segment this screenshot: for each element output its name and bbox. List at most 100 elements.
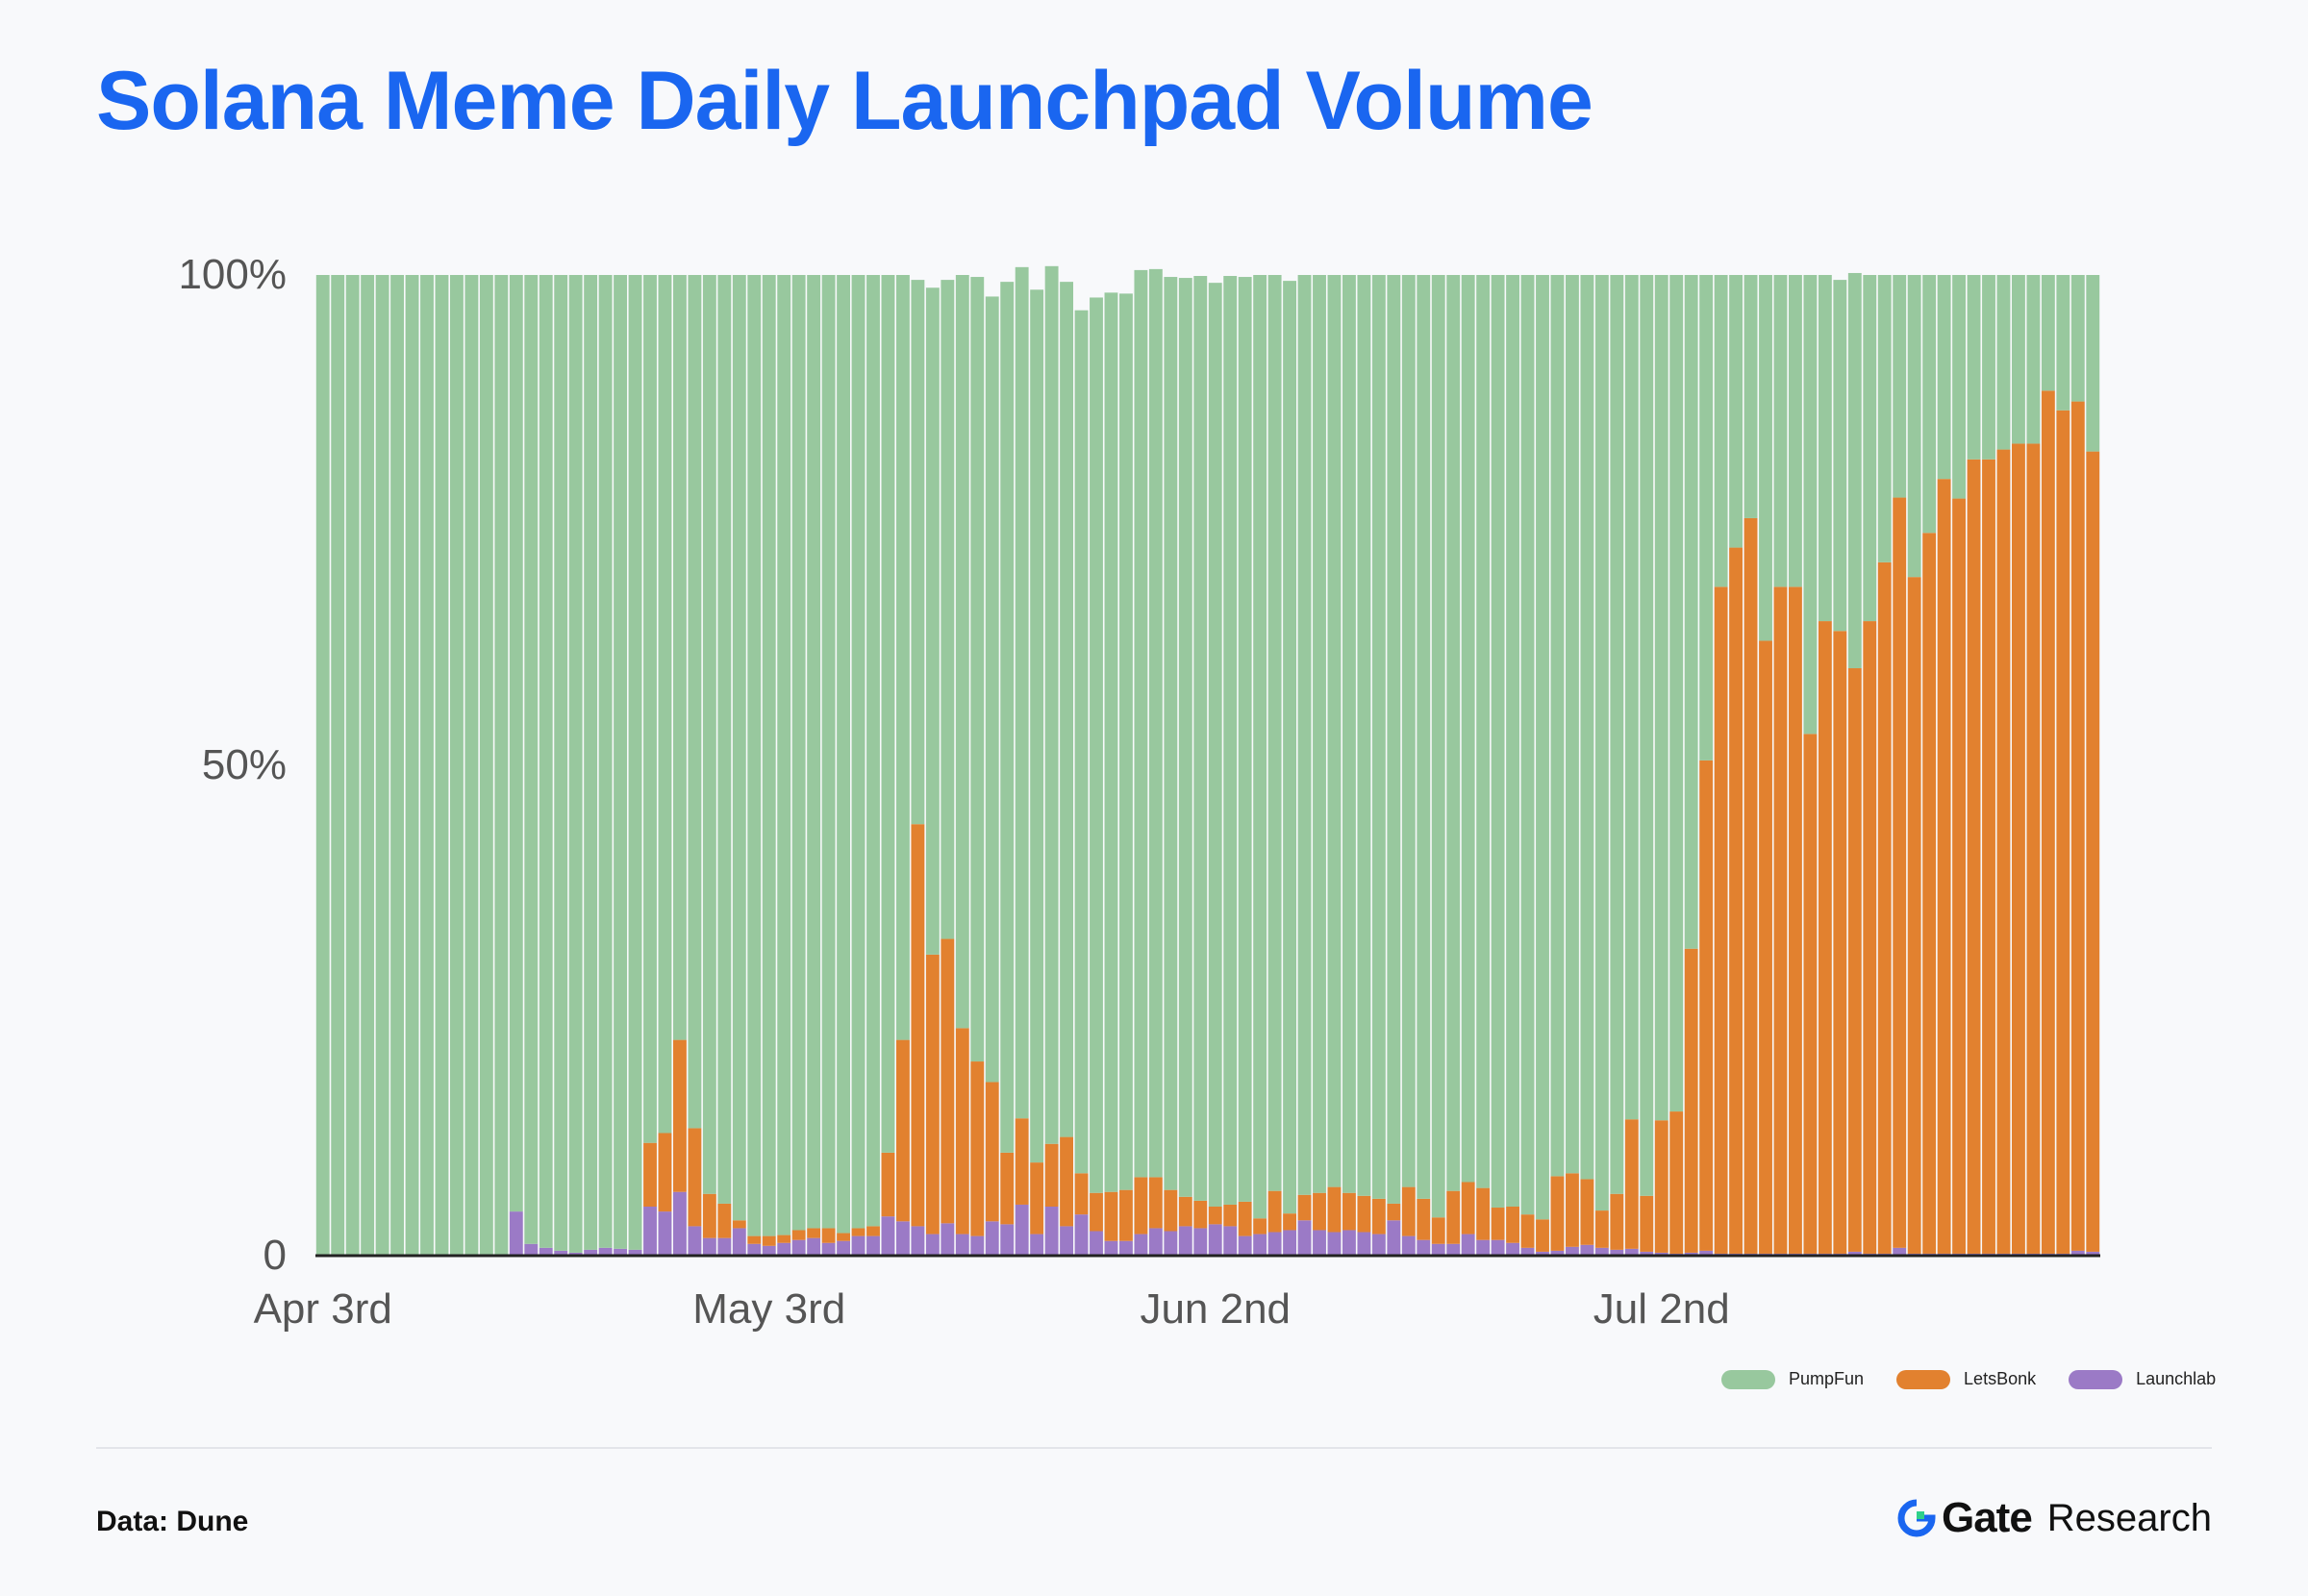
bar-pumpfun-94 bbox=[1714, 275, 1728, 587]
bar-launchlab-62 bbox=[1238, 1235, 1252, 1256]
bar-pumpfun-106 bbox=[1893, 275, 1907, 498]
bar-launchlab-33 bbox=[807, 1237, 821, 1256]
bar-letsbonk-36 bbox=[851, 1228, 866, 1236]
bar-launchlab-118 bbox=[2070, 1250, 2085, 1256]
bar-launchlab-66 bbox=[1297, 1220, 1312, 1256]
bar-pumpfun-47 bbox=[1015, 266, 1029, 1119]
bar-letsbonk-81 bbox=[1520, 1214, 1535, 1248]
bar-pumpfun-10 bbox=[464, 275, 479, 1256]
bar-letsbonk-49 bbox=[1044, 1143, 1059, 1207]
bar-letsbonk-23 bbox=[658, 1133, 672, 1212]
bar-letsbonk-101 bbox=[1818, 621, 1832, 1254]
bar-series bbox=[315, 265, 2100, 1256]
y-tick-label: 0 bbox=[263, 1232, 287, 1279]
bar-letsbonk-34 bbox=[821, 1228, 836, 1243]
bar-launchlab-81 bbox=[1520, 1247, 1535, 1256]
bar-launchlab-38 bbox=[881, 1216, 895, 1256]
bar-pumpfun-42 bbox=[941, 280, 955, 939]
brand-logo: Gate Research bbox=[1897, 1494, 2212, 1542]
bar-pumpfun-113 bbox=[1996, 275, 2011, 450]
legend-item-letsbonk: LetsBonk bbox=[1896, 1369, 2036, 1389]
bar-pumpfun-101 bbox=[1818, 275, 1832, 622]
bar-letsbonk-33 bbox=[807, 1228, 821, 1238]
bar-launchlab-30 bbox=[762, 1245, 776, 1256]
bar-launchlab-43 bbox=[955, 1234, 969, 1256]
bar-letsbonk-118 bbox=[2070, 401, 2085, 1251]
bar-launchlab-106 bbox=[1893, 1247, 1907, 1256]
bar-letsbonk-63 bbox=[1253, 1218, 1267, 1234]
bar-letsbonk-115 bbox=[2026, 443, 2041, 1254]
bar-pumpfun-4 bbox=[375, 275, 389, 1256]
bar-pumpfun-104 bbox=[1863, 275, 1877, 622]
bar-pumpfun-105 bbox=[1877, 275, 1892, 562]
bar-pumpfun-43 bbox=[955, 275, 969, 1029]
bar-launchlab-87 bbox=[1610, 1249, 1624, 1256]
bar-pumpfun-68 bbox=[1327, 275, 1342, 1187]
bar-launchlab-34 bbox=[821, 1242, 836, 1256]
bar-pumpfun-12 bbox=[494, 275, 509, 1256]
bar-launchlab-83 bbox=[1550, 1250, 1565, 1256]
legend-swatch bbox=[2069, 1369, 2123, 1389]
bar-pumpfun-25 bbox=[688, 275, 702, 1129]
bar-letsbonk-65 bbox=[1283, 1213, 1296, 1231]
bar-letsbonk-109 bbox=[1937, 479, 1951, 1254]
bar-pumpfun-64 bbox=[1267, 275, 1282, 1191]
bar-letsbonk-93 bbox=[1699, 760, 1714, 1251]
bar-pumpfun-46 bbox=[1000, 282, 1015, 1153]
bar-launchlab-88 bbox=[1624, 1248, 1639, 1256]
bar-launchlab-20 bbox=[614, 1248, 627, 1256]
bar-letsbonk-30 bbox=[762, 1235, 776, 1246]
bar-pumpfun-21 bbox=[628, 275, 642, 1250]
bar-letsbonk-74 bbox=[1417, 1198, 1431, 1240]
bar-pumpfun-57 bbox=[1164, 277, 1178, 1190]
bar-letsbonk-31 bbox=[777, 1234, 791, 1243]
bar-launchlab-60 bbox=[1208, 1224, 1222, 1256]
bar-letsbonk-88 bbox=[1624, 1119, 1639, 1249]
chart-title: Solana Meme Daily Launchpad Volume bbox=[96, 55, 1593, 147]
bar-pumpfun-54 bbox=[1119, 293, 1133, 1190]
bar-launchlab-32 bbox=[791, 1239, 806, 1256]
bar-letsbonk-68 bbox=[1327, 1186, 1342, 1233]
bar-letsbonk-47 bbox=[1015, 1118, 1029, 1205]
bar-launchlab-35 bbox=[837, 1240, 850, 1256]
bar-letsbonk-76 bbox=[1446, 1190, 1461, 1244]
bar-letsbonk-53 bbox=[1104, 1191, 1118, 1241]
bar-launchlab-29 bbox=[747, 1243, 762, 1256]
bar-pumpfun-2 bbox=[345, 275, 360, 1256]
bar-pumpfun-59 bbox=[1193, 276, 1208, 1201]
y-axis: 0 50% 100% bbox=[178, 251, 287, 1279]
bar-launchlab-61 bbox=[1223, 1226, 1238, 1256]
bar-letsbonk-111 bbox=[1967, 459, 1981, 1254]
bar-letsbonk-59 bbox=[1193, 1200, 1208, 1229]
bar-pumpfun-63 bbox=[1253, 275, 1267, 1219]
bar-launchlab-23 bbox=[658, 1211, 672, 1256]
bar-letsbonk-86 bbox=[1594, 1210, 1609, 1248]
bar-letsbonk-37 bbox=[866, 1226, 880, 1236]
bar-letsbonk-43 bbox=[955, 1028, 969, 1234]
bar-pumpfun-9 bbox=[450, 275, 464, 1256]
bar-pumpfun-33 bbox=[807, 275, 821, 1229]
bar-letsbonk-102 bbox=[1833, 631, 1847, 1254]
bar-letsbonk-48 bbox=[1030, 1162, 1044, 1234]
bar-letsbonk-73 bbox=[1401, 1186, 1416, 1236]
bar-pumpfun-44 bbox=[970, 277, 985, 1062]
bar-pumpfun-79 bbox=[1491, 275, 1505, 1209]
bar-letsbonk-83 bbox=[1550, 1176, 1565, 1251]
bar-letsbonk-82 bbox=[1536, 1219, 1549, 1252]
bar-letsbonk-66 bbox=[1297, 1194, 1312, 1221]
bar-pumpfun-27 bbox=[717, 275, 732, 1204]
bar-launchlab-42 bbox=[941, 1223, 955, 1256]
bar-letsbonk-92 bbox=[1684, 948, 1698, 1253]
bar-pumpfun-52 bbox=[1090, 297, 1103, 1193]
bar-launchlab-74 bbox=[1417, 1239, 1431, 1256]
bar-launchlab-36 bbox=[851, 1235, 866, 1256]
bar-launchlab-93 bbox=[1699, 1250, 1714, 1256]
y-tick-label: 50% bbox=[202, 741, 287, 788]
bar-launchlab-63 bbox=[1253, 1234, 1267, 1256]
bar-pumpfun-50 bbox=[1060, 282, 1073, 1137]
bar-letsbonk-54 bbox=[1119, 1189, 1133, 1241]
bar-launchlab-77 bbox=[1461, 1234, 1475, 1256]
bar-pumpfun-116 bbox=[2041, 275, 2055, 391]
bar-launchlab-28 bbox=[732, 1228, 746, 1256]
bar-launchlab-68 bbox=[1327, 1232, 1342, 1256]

══════

## SET TASK
Copy the records above line for line, without the pictures.

## PROBLEM SOLUTION
segment this screenshot: for each element output its name and bbox. List at most 100 elements.
bar-pumpfun-94 bbox=[1714, 275, 1728, 587]
bar-launchlab-62 bbox=[1238, 1235, 1252, 1256]
bar-pumpfun-106 bbox=[1893, 275, 1907, 498]
bar-launchlab-33 bbox=[807, 1237, 821, 1256]
bar-letsbonk-36 bbox=[851, 1228, 866, 1236]
bar-launchlab-118 bbox=[2070, 1250, 2085, 1256]
bar-launchlab-66 bbox=[1297, 1220, 1312, 1256]
bar-pumpfun-47 bbox=[1015, 266, 1029, 1119]
bar-letsbonk-81 bbox=[1520, 1214, 1535, 1248]
bar-pumpfun-10 bbox=[464, 275, 479, 1256]
bar-letsbonk-49 bbox=[1044, 1143, 1059, 1207]
bar-letsbonk-23 bbox=[658, 1133, 672, 1212]
bar-letsbonk-101 bbox=[1818, 621, 1832, 1254]
bar-series bbox=[315, 265, 2100, 1256]
y-tick-label: 0 bbox=[263, 1232, 287, 1279]
bar-letsbonk-34 bbox=[821, 1228, 836, 1243]
bar-launchlab-81 bbox=[1520, 1247, 1535, 1256]
bar-launchlab-38 bbox=[881, 1216, 895, 1256]
bar-pumpfun-42 bbox=[941, 280, 955, 939]
brand-logo: Gate Research bbox=[1897, 1494, 2212, 1542]
bar-pumpfun-113 bbox=[1996, 275, 2011, 450]
legend-item-letsbonk: LetsBonk bbox=[1896, 1369, 2036, 1389]
bar-pumpfun-101 bbox=[1818, 275, 1832, 622]
bar-letsbonk-33 bbox=[807, 1228, 821, 1238]
bar-launchlab-30 bbox=[762, 1245, 776, 1256]
bar-launchlab-43 bbox=[955, 1234, 969, 1256]
bar-letsbonk-118 bbox=[2070, 401, 2085, 1251]
bar-launchlab-106 bbox=[1893, 1247, 1907, 1256]
bar-letsbonk-63 bbox=[1253, 1218, 1267, 1234]
bar-letsbonk-115 bbox=[2026, 443, 2041, 1254]
bar-pumpfun-4 bbox=[375, 275, 389, 1256]
bar-pumpfun-104 bbox=[1863, 275, 1877, 622]
bar-pumpfun-105 bbox=[1877, 275, 1892, 562]
bar-pumpfun-43 bbox=[955, 275, 969, 1029]
bar-launchlab-87 bbox=[1610, 1249, 1624, 1256]
bar-pumpfun-68 bbox=[1327, 275, 1342, 1187]
bar-launchlab-34 bbox=[821, 1242, 836, 1256]
bar-pumpfun-12 bbox=[494, 275, 509, 1256]
bar-launchlab-83 bbox=[1550, 1250, 1565, 1256]
legend-swatch bbox=[2069, 1369, 2123, 1389]
bar-pumpfun-25 bbox=[688, 275, 702, 1129]
bar-letsbonk-65 bbox=[1283, 1213, 1296, 1231]
bar-letsbonk-109 bbox=[1937, 479, 1951, 1254]
bar-pumpfun-64 bbox=[1267, 275, 1282, 1191]
bar-letsbonk-93 bbox=[1699, 760, 1714, 1251]
bar-pumpfun-46 bbox=[1000, 282, 1015, 1153]
bar-launchlab-88 bbox=[1624, 1248, 1639, 1256]
bar-launchlab-20 bbox=[614, 1248, 627, 1256]
bar-letsbonk-30 bbox=[762, 1235, 776, 1246]
bar-pumpfun-21 bbox=[628, 275, 642, 1250]
bar-letsbonk-74 bbox=[1417, 1198, 1431, 1240]
bar-pumpfun-57 bbox=[1164, 277, 1178, 1190]
bar-letsbonk-31 bbox=[777, 1234, 791, 1243]
bar-launchlab-60 bbox=[1208, 1224, 1222, 1256]
bar-letsbonk-88 bbox=[1624, 1119, 1639, 1249]
chart-title: Solana Meme Daily Launchpad Volume bbox=[96, 55, 1593, 147]
bar-pumpfun-54 bbox=[1119, 293, 1133, 1190]
bar-launchlab-32 bbox=[791, 1239, 806, 1256]
bar-letsbonk-68 bbox=[1327, 1186, 1342, 1233]
bar-letsbonk-47 bbox=[1015, 1118, 1029, 1205]
bar-launchlab-35 bbox=[837, 1240, 850, 1256]
bar-letsbonk-76 bbox=[1446, 1190, 1461, 1244]
bar-letsbonk-53 bbox=[1104, 1191, 1118, 1241]
bar-launchlab-29 bbox=[747, 1243, 762, 1256]
bar-pumpfun-2 bbox=[345, 275, 360, 1256]
bar-pumpfun-59 bbox=[1193, 276, 1208, 1201]
y-axis: 0 50% 100% bbox=[178, 251, 287, 1279]
bar-launchlab-61 bbox=[1223, 1226, 1238, 1256]
bar-letsbonk-111 bbox=[1967, 459, 1981, 1254]
bar-letsbonk-59 bbox=[1193, 1200, 1208, 1229]
bar-pumpfun-63 bbox=[1253, 275, 1267, 1219]
bar-launchlab-23 bbox=[658, 1211, 672, 1256]
bar-letsbonk-86 bbox=[1594, 1210, 1609, 1248]
bar-letsbonk-37 bbox=[866, 1226, 880, 1236]
bar-letsbonk-43 bbox=[955, 1028, 969, 1234]
bar-pumpfun-9 bbox=[450, 275, 464, 1256]
bar-pumpfun-33 bbox=[807, 275, 821, 1229]
bar-letsbonk-102 bbox=[1833, 631, 1847, 1254]
bar-letsbonk-48 bbox=[1030, 1162, 1044, 1234]
bar-letsbonk-73 bbox=[1401, 1186, 1416, 1236]
bar-pumpfun-44 bbox=[970, 277, 985, 1062]
bar-pumpfun-79 bbox=[1491, 275, 1505, 1209]
bar-letsbonk-83 bbox=[1550, 1176, 1565, 1251]
bar-letsbonk-82 bbox=[1536, 1219, 1549, 1252]
bar-letsbonk-66 bbox=[1297, 1194, 1312, 1221]
bar-pumpfun-27 bbox=[717, 275, 732, 1204]
bar-launchlab-42 bbox=[941, 1223, 955, 1256]
bar-letsbonk-92 bbox=[1684, 948, 1698, 1253]
bar-pumpfun-52 bbox=[1090, 297, 1103, 1193]
bar-launchlab-74 bbox=[1417, 1239, 1431, 1256]
bar-launchlab-36 bbox=[851, 1235, 866, 1256]
bar-launchlab-93 bbox=[1699, 1250, 1714, 1256]
y-tick-label: 50% bbox=[202, 741, 287, 788]
bar-launchlab-63 bbox=[1253, 1234, 1267, 1256]
bar-pumpfun-50 bbox=[1060, 282, 1073, 1137]
bar-letsbonk-54 bbox=[1119, 1189, 1133, 1241]
bar-launchlab-77 bbox=[1461, 1234, 1475, 1256]
bar-pumpfun-116 bbox=[2041, 275, 2055, 391]
bar-launchlab-28 bbox=[732, 1228, 746, 1256]
bar-launchlab-68 bbox=[1327, 1232, 1342, 1256]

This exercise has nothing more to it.